*Requirements*. Print all entries word for word.
* BEGIN Records to use *
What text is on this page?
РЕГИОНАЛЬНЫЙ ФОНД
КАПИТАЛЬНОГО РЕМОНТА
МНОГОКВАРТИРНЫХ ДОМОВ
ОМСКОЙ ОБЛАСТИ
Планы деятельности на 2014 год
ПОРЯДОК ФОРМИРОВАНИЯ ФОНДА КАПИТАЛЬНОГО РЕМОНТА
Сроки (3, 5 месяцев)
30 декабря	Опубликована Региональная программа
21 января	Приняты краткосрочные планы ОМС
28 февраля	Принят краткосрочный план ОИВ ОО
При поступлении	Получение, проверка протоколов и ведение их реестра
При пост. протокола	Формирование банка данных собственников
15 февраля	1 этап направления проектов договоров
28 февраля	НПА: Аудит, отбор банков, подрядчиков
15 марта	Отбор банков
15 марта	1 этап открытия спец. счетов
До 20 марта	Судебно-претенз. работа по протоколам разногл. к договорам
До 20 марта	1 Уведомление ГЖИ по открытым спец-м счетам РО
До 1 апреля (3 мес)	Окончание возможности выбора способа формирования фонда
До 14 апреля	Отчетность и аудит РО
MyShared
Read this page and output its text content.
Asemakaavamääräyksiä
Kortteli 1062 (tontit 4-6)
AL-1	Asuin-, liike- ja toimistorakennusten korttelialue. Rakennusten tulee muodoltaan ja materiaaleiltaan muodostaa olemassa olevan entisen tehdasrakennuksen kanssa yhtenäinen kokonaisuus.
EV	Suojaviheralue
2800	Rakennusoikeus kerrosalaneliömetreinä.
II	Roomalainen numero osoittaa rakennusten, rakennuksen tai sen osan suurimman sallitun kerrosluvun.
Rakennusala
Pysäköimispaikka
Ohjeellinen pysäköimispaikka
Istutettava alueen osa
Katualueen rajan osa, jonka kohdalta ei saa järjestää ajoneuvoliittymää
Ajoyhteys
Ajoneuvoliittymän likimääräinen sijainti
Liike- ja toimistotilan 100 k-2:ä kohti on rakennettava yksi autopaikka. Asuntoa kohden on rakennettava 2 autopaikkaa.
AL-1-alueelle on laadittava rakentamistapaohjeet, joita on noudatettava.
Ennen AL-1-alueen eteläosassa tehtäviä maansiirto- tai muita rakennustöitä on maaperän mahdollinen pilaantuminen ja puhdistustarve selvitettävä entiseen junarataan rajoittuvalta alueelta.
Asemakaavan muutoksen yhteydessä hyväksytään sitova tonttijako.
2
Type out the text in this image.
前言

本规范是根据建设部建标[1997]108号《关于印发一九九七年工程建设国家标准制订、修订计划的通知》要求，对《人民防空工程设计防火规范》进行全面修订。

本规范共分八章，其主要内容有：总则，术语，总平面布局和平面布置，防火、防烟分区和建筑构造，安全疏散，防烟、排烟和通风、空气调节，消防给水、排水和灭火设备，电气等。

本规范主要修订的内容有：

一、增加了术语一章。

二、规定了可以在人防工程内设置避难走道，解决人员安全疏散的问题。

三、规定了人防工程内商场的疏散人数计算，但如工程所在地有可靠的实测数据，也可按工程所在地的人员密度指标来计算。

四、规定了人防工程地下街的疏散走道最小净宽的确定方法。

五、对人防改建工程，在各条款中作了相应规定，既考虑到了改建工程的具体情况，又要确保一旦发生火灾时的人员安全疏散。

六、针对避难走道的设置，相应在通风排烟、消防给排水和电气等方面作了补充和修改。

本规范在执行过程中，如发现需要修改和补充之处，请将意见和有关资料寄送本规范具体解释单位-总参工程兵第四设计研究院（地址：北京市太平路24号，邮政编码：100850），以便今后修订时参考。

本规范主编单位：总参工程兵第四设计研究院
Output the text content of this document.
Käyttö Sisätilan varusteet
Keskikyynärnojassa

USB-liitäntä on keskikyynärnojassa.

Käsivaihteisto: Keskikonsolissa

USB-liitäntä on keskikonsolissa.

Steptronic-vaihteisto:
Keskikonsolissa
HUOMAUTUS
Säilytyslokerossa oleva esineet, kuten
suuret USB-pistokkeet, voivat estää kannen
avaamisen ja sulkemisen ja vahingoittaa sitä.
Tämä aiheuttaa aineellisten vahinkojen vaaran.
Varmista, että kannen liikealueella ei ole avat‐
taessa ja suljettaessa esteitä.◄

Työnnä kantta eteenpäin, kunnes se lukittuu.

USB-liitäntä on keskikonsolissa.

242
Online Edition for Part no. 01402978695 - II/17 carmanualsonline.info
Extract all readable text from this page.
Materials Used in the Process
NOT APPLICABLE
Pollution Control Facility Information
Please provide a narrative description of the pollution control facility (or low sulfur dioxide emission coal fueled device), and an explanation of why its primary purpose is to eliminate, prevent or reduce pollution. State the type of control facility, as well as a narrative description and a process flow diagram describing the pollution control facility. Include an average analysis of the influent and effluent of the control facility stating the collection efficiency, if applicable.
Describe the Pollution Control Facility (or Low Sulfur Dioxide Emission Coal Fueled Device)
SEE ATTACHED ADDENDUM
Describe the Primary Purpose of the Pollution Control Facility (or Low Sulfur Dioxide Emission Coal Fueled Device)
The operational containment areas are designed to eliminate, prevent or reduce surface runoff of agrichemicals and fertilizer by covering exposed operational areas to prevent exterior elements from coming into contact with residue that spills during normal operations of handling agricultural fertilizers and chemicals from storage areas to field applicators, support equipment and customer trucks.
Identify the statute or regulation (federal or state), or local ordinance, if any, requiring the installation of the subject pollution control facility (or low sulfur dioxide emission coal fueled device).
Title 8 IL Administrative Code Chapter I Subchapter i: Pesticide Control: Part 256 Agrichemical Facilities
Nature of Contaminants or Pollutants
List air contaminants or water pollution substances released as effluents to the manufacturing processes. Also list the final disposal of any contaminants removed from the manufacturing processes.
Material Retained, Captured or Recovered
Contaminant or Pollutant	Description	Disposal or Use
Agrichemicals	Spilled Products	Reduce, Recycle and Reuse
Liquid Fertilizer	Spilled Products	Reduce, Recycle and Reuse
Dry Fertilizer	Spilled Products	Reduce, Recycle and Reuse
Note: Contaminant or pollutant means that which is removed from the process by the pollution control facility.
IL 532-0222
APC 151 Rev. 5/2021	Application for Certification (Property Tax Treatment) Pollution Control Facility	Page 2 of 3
* END Records to use *
*Problem solution*.
What text is on this page?
РЕГИОНАЛЬНЫЙ ФОНД
КАПИТАЛЬНОГО РЕМОНТА
МНОГОКВАРТИРНЫХ ДОМОВ
ОМСКОЙ ОБЛАСТИ
Планы деятельности на 2014 год
ПОРЯДОК ФОРМИРОВАНИЯ ФОНДА КАПИТАЛЬНОГО РЕМОНТА
Сроки (3, 5 месяцев)
30 декабря	Опубликована Региональная программа
21 января	Приняты краткосрочные планы ОМС
28 февраля	Принят краткосрочный план ОИВ ОО
При поступлении	Получение, проверка протоколов и ведение их реестра
При пост. протокола	Формирование банка данных собственников
15 февраля	1 этап направления проектов договоров
28 февраля	НПА: Аудит, отбор банков, подрядчиков
15 марта	Отбор банков
15 марта	1 этап открытия спец. счетов
До 20 марта	Судебно-претенз. работа по протоколам разногл. к договорам
До 20 марта	1 Уведомление ГЖИ по открытым спец-м счетам РО
До 1 апреля (3 мес)	Окончание возможности выбора способа формирования фонда
До 14 апреля	Отчетность и аудит РО
MyShared
Read this page and output its text content.
Asemakaavamääräyksiä
Kortteli 1062 (tontit 4-6)
AL-1	Asuin-, liike- ja toimistorakennusten korttelialue. Rakennusten tulee muodoltaan ja materiaaleiltaan muodostaa olemassa olevan entisen tehdasrakennuksen kanssa yhtenäinen kokonaisuus.
EV	Suojaviheralue
2800	Rakennusoikeus kerrosalaneliömetreinä.
II	Roomalainen numero osoittaa rakennusten, rakennuksen tai sen osan suurimman sallitun kerrosluvun.
Rakennusala
Pysäköimispaikka
Ohjeellinen pysäköimispaikka
Istutettava alueen osa
Katualueen rajan osa, jonka kohdalta ei saa järjestää ajoneuvoliittymää
Ajoyhteys
Ajoneuvoliittymän likimääräinen sijainti
Liike- ja toimistotilan 100 k-2:ä kohti on rakennettava yksi autopaikka. Asuntoa kohden on rakennettava 2 autopaikkaa.
AL-1-alueelle on laadittava rakentamistapaohjeet, joita on noudatettava.
Ennen AL-1-alueen eteläosassa tehtäviä maansiirto- tai muita rakennustöitä on maaperän mahdollinen pilaantuminen ja puhdistustarve selvitettävä entiseen junarataan rajoittuvalta alueelta.
Asemakaavan muutoksen yhteydessä hyväksytään sitova tonttijako.
2
Type out the text in this image.
前言

本规范是根据建设部建标[1997]108号《关于印发一九九七年工程建设国家标准制订、修订计划的通知》要求，对《人民防空工程设计防火规范》进行全面修订。

本规范共分八章，其主要内容有：总则，术语，总平面布局和平面布置，防火、防烟分区和建筑构造，安全疏散，防烟、排烟和通风、空气调节，消防给水、排水和灭火设备，电气等。

本规范主要修订的内容有：

一、增加了术语一章。

二、规定了可以在人防工程内设置避难走道，解决人员安全疏散的问题。

三、规定了人防工程内商场的疏散人数计算，但如工程所在地有可靠的实测数据，也可按工程所在地的人员密度指标来计算。

四、规定了人防工程地下街的疏散走道最小净宽的确定方法。

五、对人防改建工程，在各条款中作了相应规定，既考虑到了改建工程的具体情况，又要确保一旦发生火灾时的人员安全疏散。

六、针对避难走道的设置，相应在通风排烟、消防给排水和电气等方面作了补充和修改。

本规范在执行过程中，如发现需要修改和补充之处，请将意见和有关资料寄送本规范具体解释单位-总参工程兵第四设计研究院（地址：北京市太平路24号，邮政编码：100850），以便今后修订时参考。

本规范主编单位：总参工程兵第四设计研究院
Output the text content of this document.
Käyttö Sisätilan varusteet
Keskikyynärnojassa

USB-liitäntä on keskikyynärnojassa.

Käsivaihteisto: Keskikonsolissa

USB-liitäntä on keskikonsolissa.

Steptronic-vaihteisto:
Keskikonsolissa
HUOMAUTUS
Säilytyslokerossa oleva esineet, kuten
suuret USB-pistokkeet, voivat estää kannen
avaamisen ja sulkemisen ja vahingoittaa sitä.
Tämä aiheuttaa aineellisten vahinkojen vaaran.
Varmista, että kannen liikealueella ei ole avat‐
taessa ja suljettaessa esteitä.◄

Työnnä kantta eteenpäin, kunnes se lukittuu.

USB-liitäntä on keskikonsolissa.

242
Online Edition for Part no. 01402978695 - II/17 carmanualsonline.info
Extract all readable text from this page.
Materials Used in the Process
NOT APPLICABLE
Pollution Control Facility Information
Please provide a narrative description of the pollution control facility (or low sulfur dioxide emission coal fueled device), and an explanation of why its primary purpose is to eliminate, prevent or reduce pollution. State the type of control facility, as well as a narrative description and a process flow diagram describing the pollution control facility. Include an average analysis of the influent and effluent of the control facility stating the collection efficiency, if applicable.
Describe the Pollution Control Facility (or Low Sulfur Dioxide Emission Coal Fueled Device)
SEE ATTACHED ADDENDUM
Describe the Primary Purpose of the Pollution Control Facility (or Low Sulfur Dioxide Emission Coal Fueled Device)
The operational containment areas are designed to eliminate, prevent or reduce surface runoff of agrichemicals and fertilizer by covering exposed operational areas to prevent exterior elements from coming into contact with residue that spills during normal operations of handling agricultural fertilizers and chemicals from storage areas to field applicators, support equipment and customer trucks.
Identify the statute or regulation (federal or state), or local ordinance, if any, requiring the installation of the subject pollution control facility (or low sulfur dioxide emission coal fueled device).
Title 8 IL Administrative Code Chapter I Subchapter i: Pesticide Control: Part 256 Agrichemical Facilities
Nature of Contaminants or Pollutants
List air contaminants or water pollution substances released as effluents to the manufacturing processes. Also list the final disposal of any contaminants removed from the manufacturing processes.
Material Retained, Captured or Recovered
Contaminant or Pollutant	Description	Disposal or Use
Agrichemicals	Spilled Products	Reduce, Recycle and Reuse
Liquid Fertilizer	Spilled Products	Reduce, Recycle and Reuse
Dry Fertilizer	Spilled Products	Reduce, Recycle and Reuse
Note: Contaminant or pollutant means that which is removed from the process by the pollution control facility.
IL 532-0222
APC 151 Rev. 5/2021	Application for Certification (Property Tax Treatment) Pollution Control Facility	Page 2 of 3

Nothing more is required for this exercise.